Request |
In the material below, find each line holding the string "samenstellen" and copy it.

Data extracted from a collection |
=-=-=
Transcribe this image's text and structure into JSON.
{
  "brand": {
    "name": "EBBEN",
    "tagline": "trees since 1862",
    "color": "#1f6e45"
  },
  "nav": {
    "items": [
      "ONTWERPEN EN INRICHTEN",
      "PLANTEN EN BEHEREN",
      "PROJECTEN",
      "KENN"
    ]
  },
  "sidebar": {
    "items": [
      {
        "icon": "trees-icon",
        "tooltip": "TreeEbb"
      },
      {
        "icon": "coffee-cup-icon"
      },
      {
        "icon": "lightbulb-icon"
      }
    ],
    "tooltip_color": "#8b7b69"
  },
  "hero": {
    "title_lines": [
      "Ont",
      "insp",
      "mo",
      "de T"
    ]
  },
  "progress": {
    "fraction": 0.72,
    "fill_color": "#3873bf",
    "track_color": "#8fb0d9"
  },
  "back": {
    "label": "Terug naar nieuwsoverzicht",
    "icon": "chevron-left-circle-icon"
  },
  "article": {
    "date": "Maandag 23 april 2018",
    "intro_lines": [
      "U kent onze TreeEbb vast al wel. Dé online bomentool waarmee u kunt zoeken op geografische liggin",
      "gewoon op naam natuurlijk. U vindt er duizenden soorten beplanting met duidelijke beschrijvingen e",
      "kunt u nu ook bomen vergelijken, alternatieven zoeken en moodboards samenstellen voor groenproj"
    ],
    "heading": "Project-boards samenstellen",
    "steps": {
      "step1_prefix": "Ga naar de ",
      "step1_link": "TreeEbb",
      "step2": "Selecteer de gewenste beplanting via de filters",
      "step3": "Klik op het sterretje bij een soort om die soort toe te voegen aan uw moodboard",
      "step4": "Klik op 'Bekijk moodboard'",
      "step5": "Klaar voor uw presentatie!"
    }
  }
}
=-=-=
Finished answer |
      "kunt u nu ook bomen vergelijken, alternatieven zoeken en moodboards samenstellen voor groenproj"
    "heading": "Project-boards samenstellen",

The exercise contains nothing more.